● TASK PROMPT
All entries below are to be set down again, identical to the source.

··· EXTRACTED INFORMATION

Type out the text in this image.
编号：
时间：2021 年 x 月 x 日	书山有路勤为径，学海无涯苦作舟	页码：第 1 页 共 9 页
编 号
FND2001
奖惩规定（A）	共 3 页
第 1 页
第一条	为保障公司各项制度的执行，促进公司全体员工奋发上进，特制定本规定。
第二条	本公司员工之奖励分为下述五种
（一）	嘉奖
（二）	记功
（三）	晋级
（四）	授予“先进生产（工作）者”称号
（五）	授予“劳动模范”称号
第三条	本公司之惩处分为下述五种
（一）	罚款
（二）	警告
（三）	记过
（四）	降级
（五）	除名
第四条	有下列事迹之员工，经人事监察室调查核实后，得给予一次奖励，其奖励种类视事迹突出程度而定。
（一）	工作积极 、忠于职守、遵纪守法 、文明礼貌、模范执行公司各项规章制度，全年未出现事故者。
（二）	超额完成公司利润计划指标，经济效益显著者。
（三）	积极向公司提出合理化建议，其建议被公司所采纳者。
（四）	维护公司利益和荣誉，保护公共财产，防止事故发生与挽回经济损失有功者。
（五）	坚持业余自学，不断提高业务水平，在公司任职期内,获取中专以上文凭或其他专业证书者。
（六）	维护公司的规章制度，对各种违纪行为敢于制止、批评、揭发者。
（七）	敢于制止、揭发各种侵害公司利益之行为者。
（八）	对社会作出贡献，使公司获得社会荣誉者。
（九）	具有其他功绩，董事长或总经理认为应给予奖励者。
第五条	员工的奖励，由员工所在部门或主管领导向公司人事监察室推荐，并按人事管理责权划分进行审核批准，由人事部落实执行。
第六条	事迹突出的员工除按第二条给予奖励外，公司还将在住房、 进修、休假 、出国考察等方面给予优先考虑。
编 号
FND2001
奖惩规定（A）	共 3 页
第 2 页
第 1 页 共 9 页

······

● ANSWER IN FULL
Type out the text in this image.
编号：
时间：2021 年 x 月 x 日	书山有路勤为径，学海无涯苦作舟	页码：第 1 页 共 9 页
编 号
FND2001
奖惩规定（A）	共 3 页
第 1 页
第一条	为保障公司各项制度的执行，促进公司全体员工奋发上进，特制定本规定。
第二条	本公司员工之奖励分为下述五种
（一）	嘉奖
（二）	记功
（三）	晋级
（四）	授予“先进生产（工作）者”称号
（五）	授予“劳动模范”称号
第三条	本公司之惩处分为下述五种
（一）	罚款
（二）	警告
（三）	记过
（四）	降级
（五）	除名
第四条	有下列事迹之员工，经人事监察室调查核实后，得给予一次奖励，其奖励种类视事迹突出程度而定。
（一）	工作积极 、忠于职守、遵纪守法 、文明礼貌、模范执行公司各项规章制度，全年未出现事故者。
（二）	超额完成公司利润计划指标，经济效益显著者。
（三）	积极向公司提出合理化建议，其建议被公司所采纳者。
（四）	维护公司利益和荣誉，保护公共财产，防止事故发生与挽回经济损失有功者。
（五）	坚持业余自学，不断提高业务水平，在公司任职期内,获取中专以上文凭或其他专业证书者。
（六）	维护公司的规章制度，对各种违纪行为敢于制止、批评、揭发者。
（七）	敢于制止、揭发各种侵害公司利益之行为者。
（八）	对社会作出贡献，使公司获得社会荣誉者。
（九）	具有其他功绩，董事长或总经理认为应给予奖励者。
第五条	员工的奖励，由员工所在部门或主管领导向公司人事监察室推荐，并按人事管理责权划分进行审核批准，由人事部落实执行。
第六条	事迹突出的员工除按第二条给予奖励外，公司还将在住房、 进修、休假 、出国考察等方面给予优先考虑。
编 号
FND2001
奖惩规定（A）	共 3 页
第 2 页
第 1 页 共 9 页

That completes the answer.